INSTRUCTION 1:
In the account of the sleigh journey into the bush, how many hours were the travelers flung about during the second day's ride?
INSTRUCTION 2:
Write the next part of the account of the sleigh journey into the bush, picking up after its final line.

ARTICLE:
== == ==

But that first night in the open air, abed with nature, with British America for a bedroom! Only I can tell of it, for the others slept. The stillness was intense. There was no wind and not an animal or bird uttered a cry. The logs cracked and sputtered and popped, the horses shook their chains, the men all snored--white and red alike. The horses pounded the hollow earth; the logs broke and fell upon the cinders; one of the men talked in his sleep. But over and through it all the stillness grew. Then the fire sank low, the cold became intense, the light was lost, and the darkness swallowed everything. Some one got up awkwardly, with muttering, and flung wood upon the red ashes, and presently all that had passed was re-experienced.

The ride next day was more exciting than the first stage. It was like the journey of a gun-carriage across country in a hot retreat. The sled was actually upset only once, but to prevent that happening fifty times the Indians kept springing at the uppermost side of the flying vehicle, and hanging to the side poles to pull the toppling construction down upon both runners. Often we were advised to leap out for safety's sake; at other times we wished we had leaped out. For seven hours we were flung about like cotton spools that are being polished in a revolving cylinder. And yet we were obliged to run long distances after the hurtling sleigh--long enough to tire us. The artist, who had spent years in rude scenes among rough men, said nothing at the time. What was the use? But afterwards, in New York, he remarked that this was the roughest travelling he had ever experienced.

The signs of game increased. Deer and bear and wolf and fox and moose were evidently numerous around us. Once we stopped, and the Indians became excited. What they had taken for old moose tracks were the week-old footprints of a man. It seems strange, but they felt obliged to know what a man had gone into the bush for a week ago. They followed the signs, and came back smiling. He had gone in to cut hemlock boughs; we would find traces of a camp near by. We did. In a country where men are so few, they busy themselves about one another. Four or five days later, while we were hunting, these Indians came to the road and stopped suddenly, as horses do when lassoed. With a glance they read that two teams had passed during the night, going towards our camp. When we returned to camp the teams had been there, and our teamster had talked with the drivers. Therefore that load was lifted from the minds of our Indians. But their knowledge of the bush was marvellous. One point in the woods was precisely like another to us, yet the Indians would leap off the sleigh now and then and dive into the forest to return with a trap hidden there months before, or to find a great iron kettle.

"Do you never get lost?" I asked Alexandre.

"Me get los'? No, no get los'."

"But how do you find your way?"

"Me fin' way easy. Me know way me come, or me follow my tracks, or me know by de sun. If no sun, me look at trees. Trees grow more branches on side toward sun, and got rough bark on north side. At night me know by see de stars."

== == ==

GIVEN INFORMATION:

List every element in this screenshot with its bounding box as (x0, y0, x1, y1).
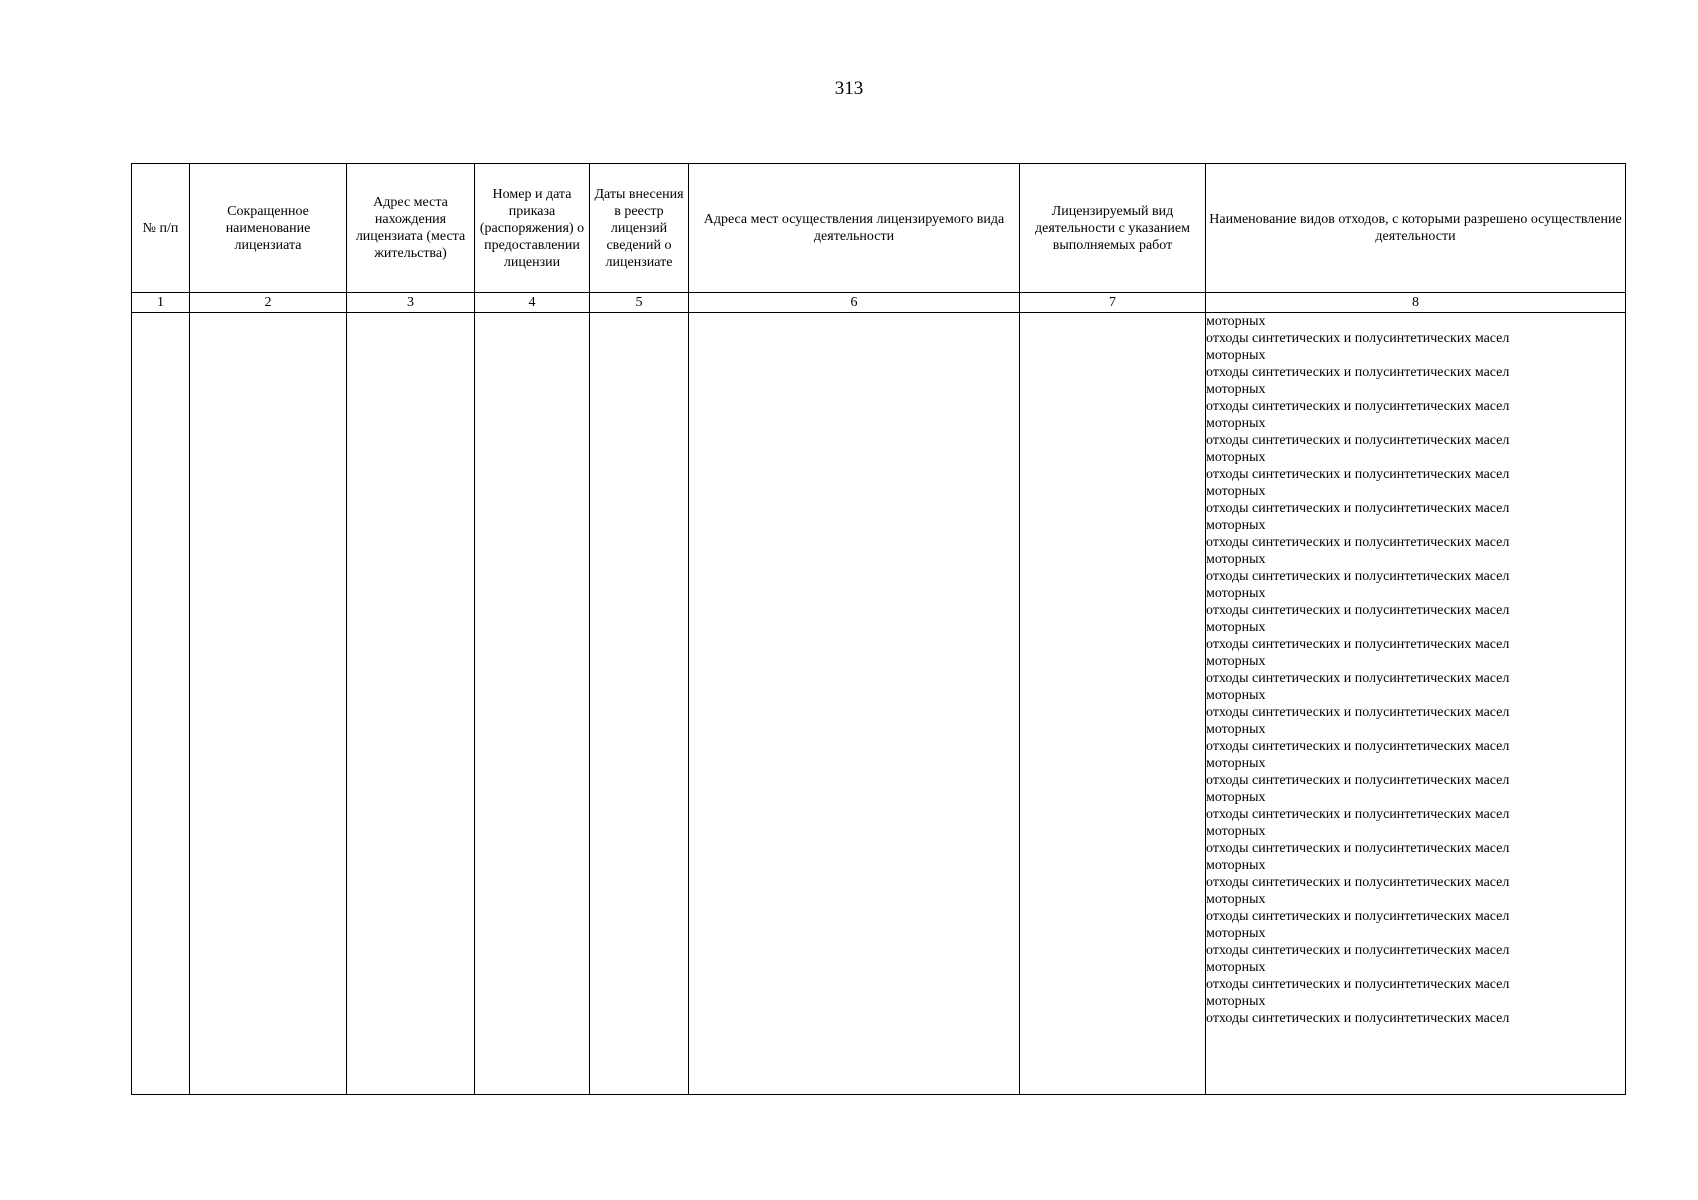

== == ==

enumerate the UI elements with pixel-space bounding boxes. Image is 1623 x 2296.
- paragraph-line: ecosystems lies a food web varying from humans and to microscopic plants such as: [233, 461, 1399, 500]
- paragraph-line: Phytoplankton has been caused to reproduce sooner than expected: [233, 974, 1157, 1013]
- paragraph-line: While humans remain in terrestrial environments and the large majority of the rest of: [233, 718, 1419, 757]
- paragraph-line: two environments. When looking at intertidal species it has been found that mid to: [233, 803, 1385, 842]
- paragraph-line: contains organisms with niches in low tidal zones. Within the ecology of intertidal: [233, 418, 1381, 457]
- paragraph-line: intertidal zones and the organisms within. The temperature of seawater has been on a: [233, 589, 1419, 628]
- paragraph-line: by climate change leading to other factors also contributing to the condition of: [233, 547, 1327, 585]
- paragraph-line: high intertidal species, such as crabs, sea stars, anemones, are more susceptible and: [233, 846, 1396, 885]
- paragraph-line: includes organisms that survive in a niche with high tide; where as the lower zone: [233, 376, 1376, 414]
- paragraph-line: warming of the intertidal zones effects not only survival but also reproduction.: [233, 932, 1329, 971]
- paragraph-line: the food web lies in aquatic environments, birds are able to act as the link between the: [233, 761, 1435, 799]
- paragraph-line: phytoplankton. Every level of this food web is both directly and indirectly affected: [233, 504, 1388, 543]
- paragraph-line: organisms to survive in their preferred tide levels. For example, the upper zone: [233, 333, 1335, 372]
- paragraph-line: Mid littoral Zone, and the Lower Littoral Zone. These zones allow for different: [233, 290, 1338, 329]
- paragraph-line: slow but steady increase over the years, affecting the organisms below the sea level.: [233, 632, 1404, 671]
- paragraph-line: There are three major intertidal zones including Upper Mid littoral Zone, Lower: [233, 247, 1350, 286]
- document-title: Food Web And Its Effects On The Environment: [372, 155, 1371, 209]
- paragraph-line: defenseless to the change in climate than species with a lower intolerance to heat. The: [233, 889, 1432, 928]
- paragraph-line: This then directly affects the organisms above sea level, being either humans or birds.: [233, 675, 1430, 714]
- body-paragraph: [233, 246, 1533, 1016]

== == ==

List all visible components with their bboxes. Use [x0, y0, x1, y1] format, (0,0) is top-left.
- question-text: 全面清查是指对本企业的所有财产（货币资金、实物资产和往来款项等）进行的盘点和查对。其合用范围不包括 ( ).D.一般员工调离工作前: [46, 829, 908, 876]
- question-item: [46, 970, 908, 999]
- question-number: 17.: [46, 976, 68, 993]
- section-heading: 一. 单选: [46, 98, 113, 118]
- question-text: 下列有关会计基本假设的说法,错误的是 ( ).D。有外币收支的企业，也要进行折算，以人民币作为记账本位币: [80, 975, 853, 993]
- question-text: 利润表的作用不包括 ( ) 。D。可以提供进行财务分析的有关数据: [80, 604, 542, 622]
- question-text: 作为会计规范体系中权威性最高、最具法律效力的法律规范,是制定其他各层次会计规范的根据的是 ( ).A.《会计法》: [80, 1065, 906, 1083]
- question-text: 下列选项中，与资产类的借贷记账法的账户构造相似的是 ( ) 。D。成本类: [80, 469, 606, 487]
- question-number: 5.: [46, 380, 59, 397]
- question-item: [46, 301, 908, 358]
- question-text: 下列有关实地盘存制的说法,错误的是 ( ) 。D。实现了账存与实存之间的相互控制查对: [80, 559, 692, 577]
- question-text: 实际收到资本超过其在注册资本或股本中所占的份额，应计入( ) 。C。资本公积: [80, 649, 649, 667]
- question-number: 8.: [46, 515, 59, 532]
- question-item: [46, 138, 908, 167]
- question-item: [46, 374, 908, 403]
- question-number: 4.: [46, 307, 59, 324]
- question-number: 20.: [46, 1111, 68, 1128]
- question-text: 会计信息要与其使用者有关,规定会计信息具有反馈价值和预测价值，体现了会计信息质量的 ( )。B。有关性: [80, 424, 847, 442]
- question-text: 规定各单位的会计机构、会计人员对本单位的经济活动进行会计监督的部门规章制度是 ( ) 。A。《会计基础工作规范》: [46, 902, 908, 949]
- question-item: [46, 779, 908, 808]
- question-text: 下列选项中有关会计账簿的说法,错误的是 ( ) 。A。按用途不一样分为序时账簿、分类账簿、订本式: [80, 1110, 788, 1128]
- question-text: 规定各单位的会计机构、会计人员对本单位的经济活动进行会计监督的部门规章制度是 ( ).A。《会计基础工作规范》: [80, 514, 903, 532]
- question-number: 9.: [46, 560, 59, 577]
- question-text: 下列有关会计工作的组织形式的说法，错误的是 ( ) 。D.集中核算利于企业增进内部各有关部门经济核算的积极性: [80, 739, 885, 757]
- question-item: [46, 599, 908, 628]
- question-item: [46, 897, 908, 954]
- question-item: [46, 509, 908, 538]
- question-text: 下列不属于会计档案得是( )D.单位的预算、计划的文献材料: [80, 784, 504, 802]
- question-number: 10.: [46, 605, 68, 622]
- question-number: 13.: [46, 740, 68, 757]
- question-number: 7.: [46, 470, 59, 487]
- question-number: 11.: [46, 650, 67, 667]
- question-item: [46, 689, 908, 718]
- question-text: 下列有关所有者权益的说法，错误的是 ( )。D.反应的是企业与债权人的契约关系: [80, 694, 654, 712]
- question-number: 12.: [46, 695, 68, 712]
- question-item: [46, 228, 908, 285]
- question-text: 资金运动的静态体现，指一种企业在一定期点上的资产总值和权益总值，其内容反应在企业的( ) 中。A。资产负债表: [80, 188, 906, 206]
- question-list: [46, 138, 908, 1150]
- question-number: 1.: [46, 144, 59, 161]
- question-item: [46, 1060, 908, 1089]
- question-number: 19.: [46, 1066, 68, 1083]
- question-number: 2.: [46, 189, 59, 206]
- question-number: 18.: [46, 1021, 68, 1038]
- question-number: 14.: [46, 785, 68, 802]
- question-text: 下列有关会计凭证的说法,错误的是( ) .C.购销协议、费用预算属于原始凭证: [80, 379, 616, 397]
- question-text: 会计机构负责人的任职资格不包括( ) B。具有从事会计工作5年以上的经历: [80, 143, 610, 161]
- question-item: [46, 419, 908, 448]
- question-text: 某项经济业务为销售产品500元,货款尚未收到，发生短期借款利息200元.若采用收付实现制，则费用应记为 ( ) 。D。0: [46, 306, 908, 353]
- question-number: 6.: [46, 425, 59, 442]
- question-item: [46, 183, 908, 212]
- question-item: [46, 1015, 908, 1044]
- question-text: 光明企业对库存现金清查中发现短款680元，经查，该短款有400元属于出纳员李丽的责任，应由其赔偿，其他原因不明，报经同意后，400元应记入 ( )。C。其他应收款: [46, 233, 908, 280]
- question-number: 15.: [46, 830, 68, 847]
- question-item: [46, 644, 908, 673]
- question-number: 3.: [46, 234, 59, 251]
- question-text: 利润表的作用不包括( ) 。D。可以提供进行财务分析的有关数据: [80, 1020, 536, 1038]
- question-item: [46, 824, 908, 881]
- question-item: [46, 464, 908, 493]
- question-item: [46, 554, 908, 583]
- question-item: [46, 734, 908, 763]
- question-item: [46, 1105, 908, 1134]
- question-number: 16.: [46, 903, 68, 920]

== == ==

RIGHT ANSWER 1:
Seven hours.

RIGHT ANSWER 2:
We camped in a log-hut Alexandre had built for a hunting camp. It was very picturesque and substantial, built of huge logs, and caulked with moss. It had a great earthen bank in the middle for a fireplace, with an equally large opening in the roof, boarded several feet high at the sides to form a chimney. At one corner of the fire bank was an ingenious crane, capable of being raised and lowered, and projecting from a pivoted post, so that the long arm could be swung over or away from the fire. At one end of the single apartment were two roomy bunks built against the wall. With extraordinary skill and quickness the Indians whittled a spade out of a board, performing the task with an axe, an implement they can use as white men use a penknife, an implement they value more highly than a gun. They made a broom of balsam boughs, and dug and swept the dirt off the floor and walls, speedily making the cabin neat and clean. Two new bunks were put up for us, and bedded with balsam boughs and skins. Shelves were already up, and spread with pails and bottles, tin cups and plates, knives and forks, canned goods, etc. On them and on the floor were our stores.

We had a week's outfit, and we needed it, because for five days we could not hunt on account of the crust on the snow, which made such a noise when a human foot broke through it that we could not have approached any wild animal within half a mile. On the third day it rained, but without melting the crust. On the fourth day it snowed furiously, burying the crust under two inches of snow. On the fifth day we got our moose.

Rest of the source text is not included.